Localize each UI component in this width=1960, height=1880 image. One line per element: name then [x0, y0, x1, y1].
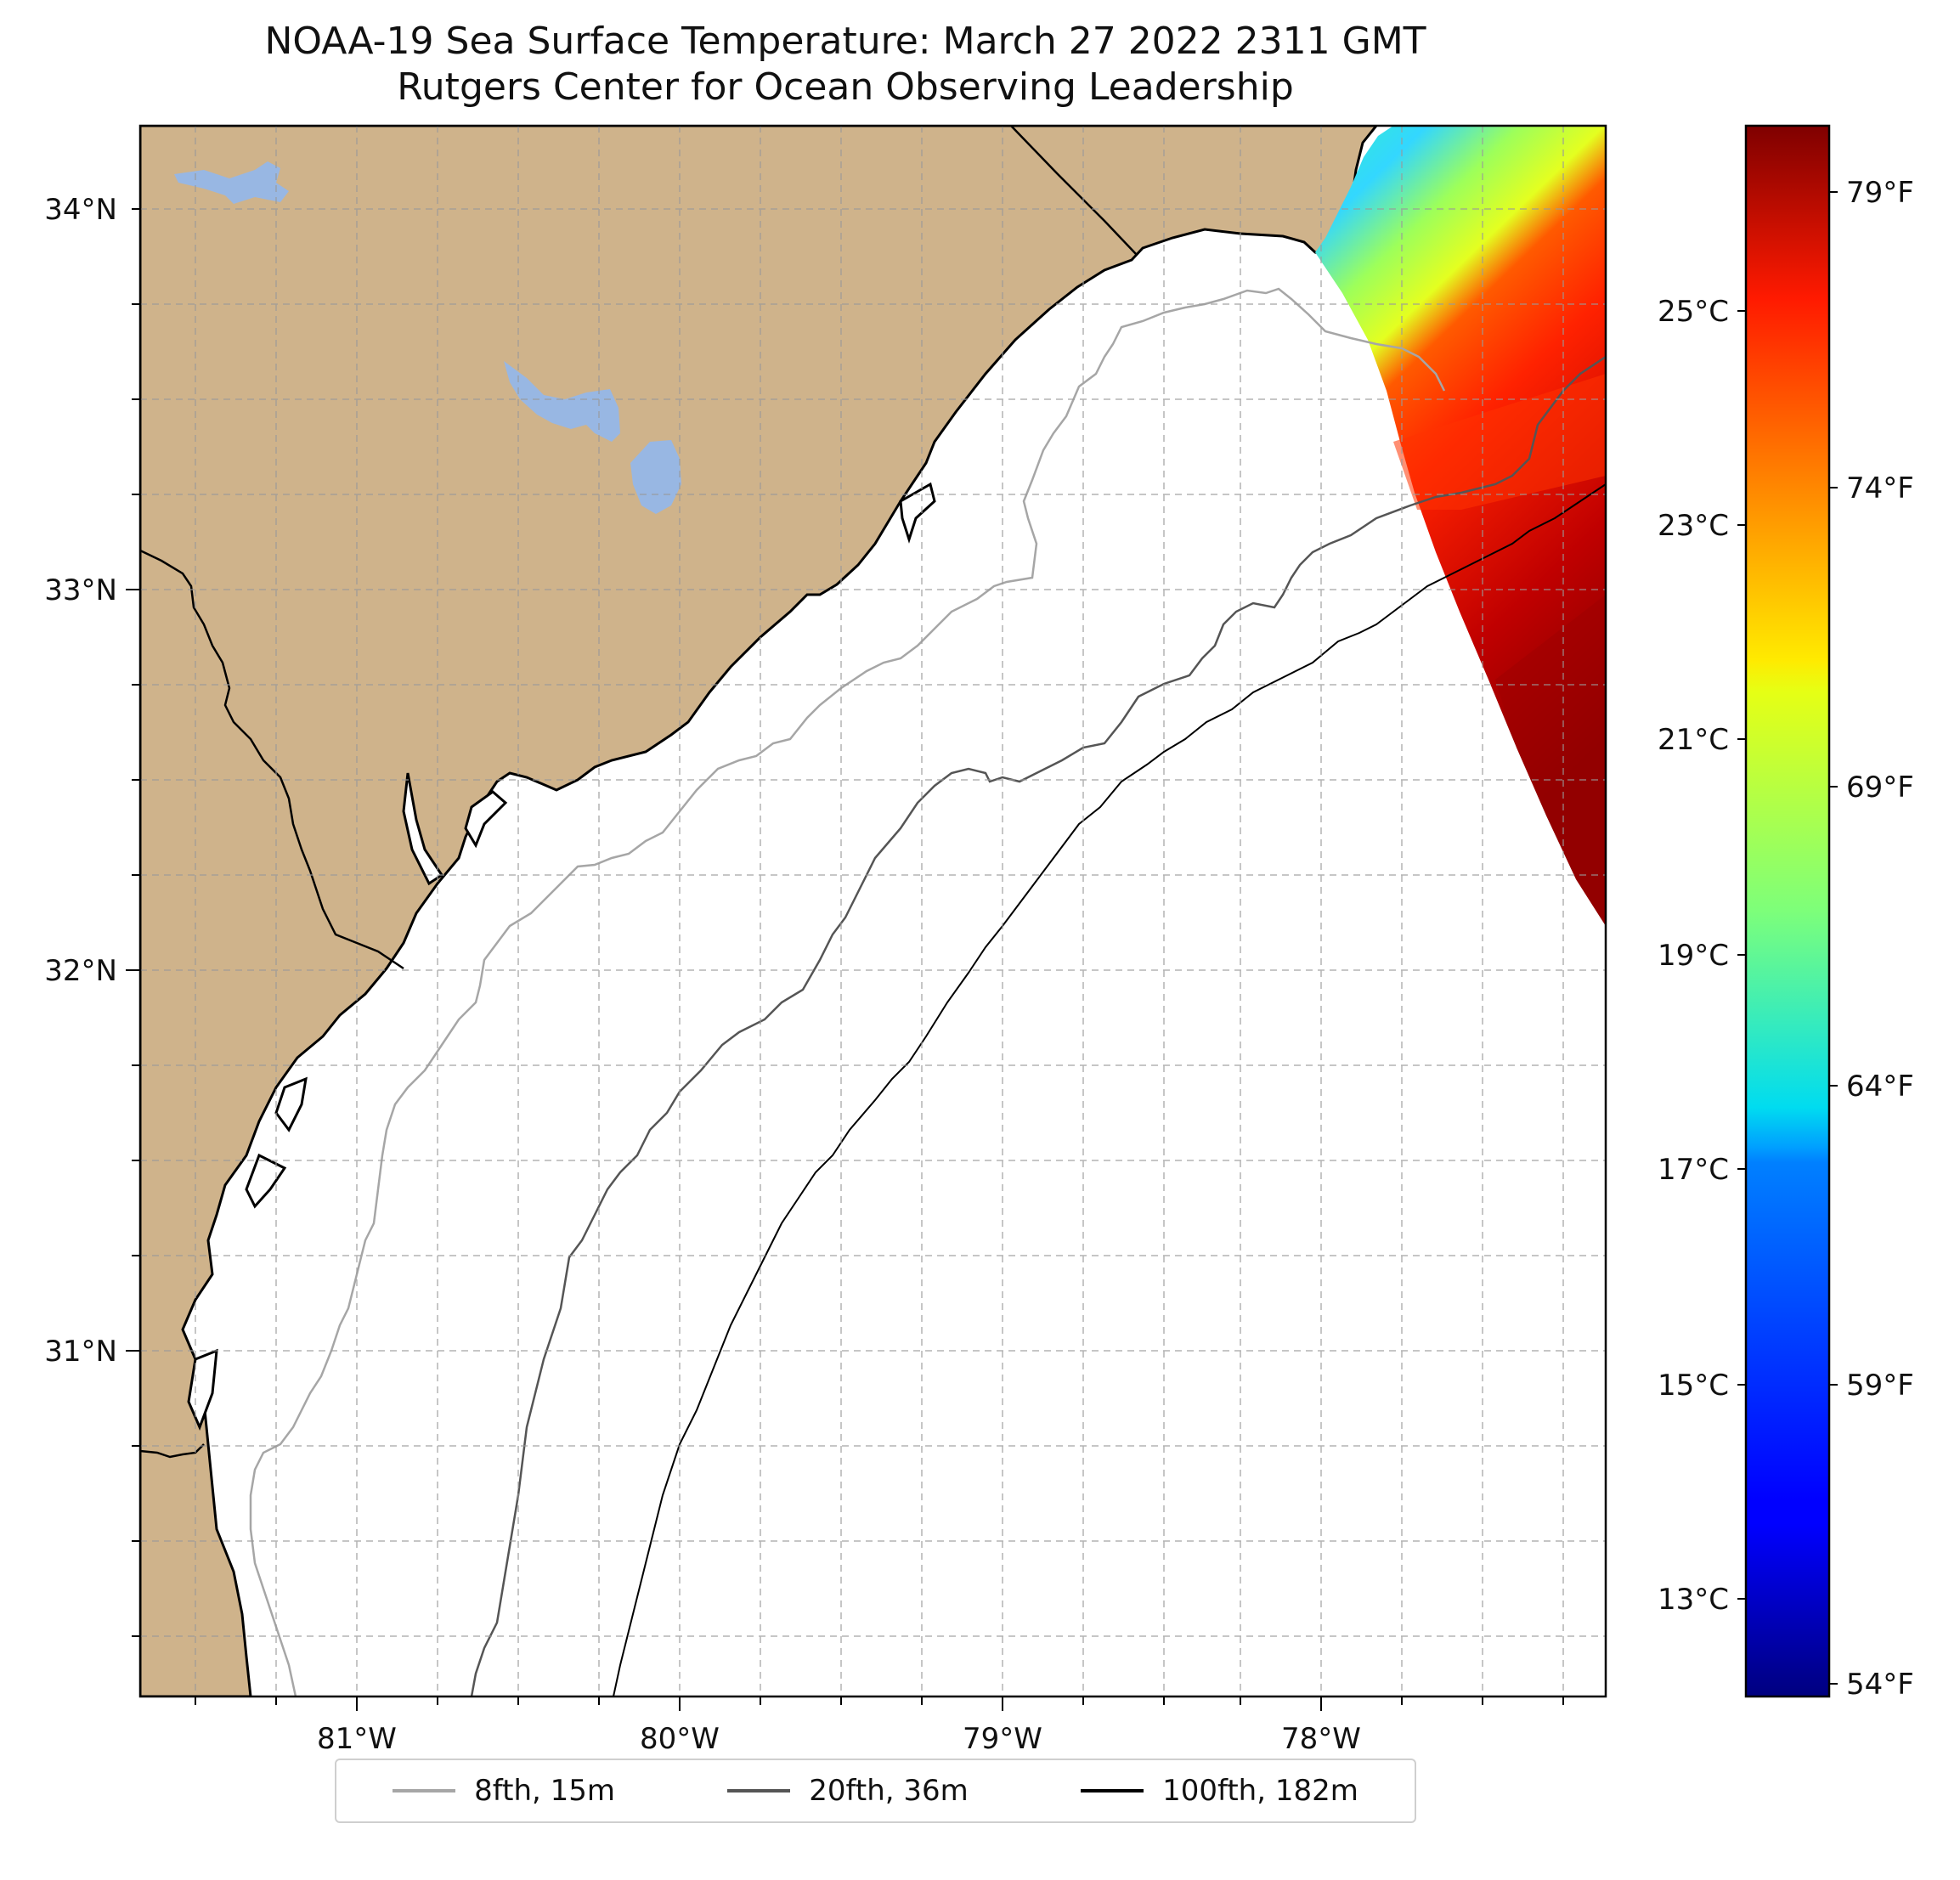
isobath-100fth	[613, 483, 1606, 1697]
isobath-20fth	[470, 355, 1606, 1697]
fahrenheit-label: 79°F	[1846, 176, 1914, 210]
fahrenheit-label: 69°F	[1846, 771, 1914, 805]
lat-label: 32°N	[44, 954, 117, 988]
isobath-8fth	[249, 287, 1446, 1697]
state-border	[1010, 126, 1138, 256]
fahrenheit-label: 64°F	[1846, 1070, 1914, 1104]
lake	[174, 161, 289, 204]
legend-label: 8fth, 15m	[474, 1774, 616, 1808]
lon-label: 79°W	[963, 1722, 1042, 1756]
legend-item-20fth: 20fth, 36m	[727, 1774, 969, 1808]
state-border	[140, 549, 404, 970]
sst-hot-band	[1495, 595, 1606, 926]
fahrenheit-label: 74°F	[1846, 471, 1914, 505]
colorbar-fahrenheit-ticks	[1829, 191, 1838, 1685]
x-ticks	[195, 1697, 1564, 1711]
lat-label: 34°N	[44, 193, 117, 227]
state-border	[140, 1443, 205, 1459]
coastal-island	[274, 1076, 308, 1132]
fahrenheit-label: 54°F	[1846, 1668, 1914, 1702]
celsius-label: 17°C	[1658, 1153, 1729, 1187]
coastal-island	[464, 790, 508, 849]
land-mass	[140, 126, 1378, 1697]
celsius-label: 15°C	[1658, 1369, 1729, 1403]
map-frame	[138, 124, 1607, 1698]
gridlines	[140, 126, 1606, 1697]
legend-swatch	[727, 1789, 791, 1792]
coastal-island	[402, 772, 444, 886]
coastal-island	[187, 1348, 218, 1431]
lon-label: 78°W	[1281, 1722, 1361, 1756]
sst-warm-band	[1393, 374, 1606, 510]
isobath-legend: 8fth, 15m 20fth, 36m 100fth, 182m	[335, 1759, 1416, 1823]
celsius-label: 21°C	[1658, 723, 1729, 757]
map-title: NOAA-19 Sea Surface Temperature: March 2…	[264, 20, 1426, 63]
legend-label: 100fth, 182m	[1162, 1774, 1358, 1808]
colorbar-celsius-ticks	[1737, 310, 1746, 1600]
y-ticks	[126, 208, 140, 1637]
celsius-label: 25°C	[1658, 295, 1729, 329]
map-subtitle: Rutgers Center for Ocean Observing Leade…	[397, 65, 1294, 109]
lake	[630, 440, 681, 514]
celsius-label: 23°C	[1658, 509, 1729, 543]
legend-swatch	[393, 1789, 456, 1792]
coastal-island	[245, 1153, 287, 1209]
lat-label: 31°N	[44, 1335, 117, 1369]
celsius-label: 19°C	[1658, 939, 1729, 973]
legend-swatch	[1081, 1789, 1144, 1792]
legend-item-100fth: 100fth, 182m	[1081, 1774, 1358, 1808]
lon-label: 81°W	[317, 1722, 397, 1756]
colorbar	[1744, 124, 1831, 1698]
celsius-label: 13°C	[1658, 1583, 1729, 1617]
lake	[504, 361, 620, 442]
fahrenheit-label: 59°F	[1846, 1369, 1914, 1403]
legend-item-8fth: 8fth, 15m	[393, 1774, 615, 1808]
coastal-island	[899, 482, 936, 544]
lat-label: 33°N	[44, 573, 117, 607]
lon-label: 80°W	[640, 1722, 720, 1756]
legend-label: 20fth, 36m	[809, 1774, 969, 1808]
* * * * *
- **Exercise objective**:
Please copy every line above word for word, leaving the picture out of your answer.

- **Answer to this task**:
Localize each UI component in this width=1960, height=1880 image. One line per element: name then [x0, y0, x1, y1].
isobath-100fth	[613, 483, 1606, 1697]
isobath-20fth	[470, 355, 1606, 1697]
fahrenheit-label: 79°F	[1846, 176, 1914, 210]
fahrenheit-label: 69°F	[1846, 771, 1914, 805]
lat-label: 32°N	[44, 954, 117, 988]
isobath-8fth	[249, 287, 1446, 1697]
state-border	[1010, 126, 1138, 256]
fahrenheit-label: 64°F	[1846, 1070, 1914, 1104]
lake	[174, 161, 289, 204]
legend-label: 8fth, 15m	[474, 1774, 616, 1808]
lon-label: 79°W	[963, 1722, 1042, 1756]
legend-item-20fth: 20fth, 36m	[727, 1774, 969, 1808]
state-border	[140, 549, 404, 970]
sst-hot-band	[1495, 595, 1606, 926]
fahrenheit-label: 74°F	[1846, 471, 1914, 505]
colorbar-fahrenheit-ticks	[1829, 191, 1838, 1685]
x-ticks	[195, 1697, 1564, 1711]
lat-label: 34°N	[44, 193, 117, 227]
state-border	[140, 1443, 205, 1459]
coastal-island	[274, 1076, 308, 1132]
fahrenheit-label: 54°F	[1846, 1668, 1914, 1702]
celsius-label: 17°C	[1658, 1153, 1729, 1187]
coastal-island	[464, 790, 508, 849]
land-mass	[140, 126, 1378, 1697]
celsius-label: 15°C	[1658, 1369, 1729, 1403]
map-frame	[138, 124, 1607, 1698]
gridlines	[140, 126, 1606, 1697]
legend-swatch	[727, 1789, 791, 1792]
coastal-island	[402, 772, 444, 886]
coastal-island	[187, 1348, 218, 1431]
lon-label: 78°W	[1281, 1722, 1361, 1756]
sst-warm-band	[1393, 374, 1606, 510]
isobath-legend: 8fth, 15m 20fth, 36m 100fth, 182m	[335, 1759, 1416, 1823]
celsius-label: 21°C	[1658, 723, 1729, 757]
map-title: NOAA-19 Sea Surface Temperature: March 2…	[264, 20, 1426, 63]
legend-label: 100fth, 182m	[1162, 1774, 1358, 1808]
colorbar-celsius-ticks	[1737, 310, 1746, 1600]
y-ticks	[126, 208, 140, 1637]
celsius-label: 25°C	[1658, 295, 1729, 329]
map-subtitle: Rutgers Center for Ocean Observing Leade…	[397, 65, 1294, 109]
lake	[630, 440, 681, 514]
celsius-label: 23°C	[1658, 509, 1729, 543]
legend-swatch	[393, 1789, 456, 1792]
coastal-island	[245, 1153, 287, 1209]
lat-label: 31°N	[44, 1335, 117, 1369]
celsius-label: 19°C	[1658, 939, 1729, 973]
legend-swatch	[1081, 1789, 1144, 1792]
legend-item-100fth: 100fth, 182m	[1081, 1774, 1358, 1808]
lon-label: 81°W	[317, 1722, 397, 1756]
colorbar	[1744, 124, 1831, 1698]
celsius-label: 13°C	[1658, 1583, 1729, 1617]
lake	[504, 361, 620, 442]
fahrenheit-label: 59°F	[1846, 1369, 1914, 1403]
legend-item-8fth: 8fth, 15m	[393, 1774, 615, 1808]
coastal-island	[899, 482, 936, 544]
lat-label: 33°N	[44, 573, 117, 607]
lon-label: 80°W	[640, 1722, 720, 1756]
legend-label: 20fth, 36m	[809, 1774, 969, 1808]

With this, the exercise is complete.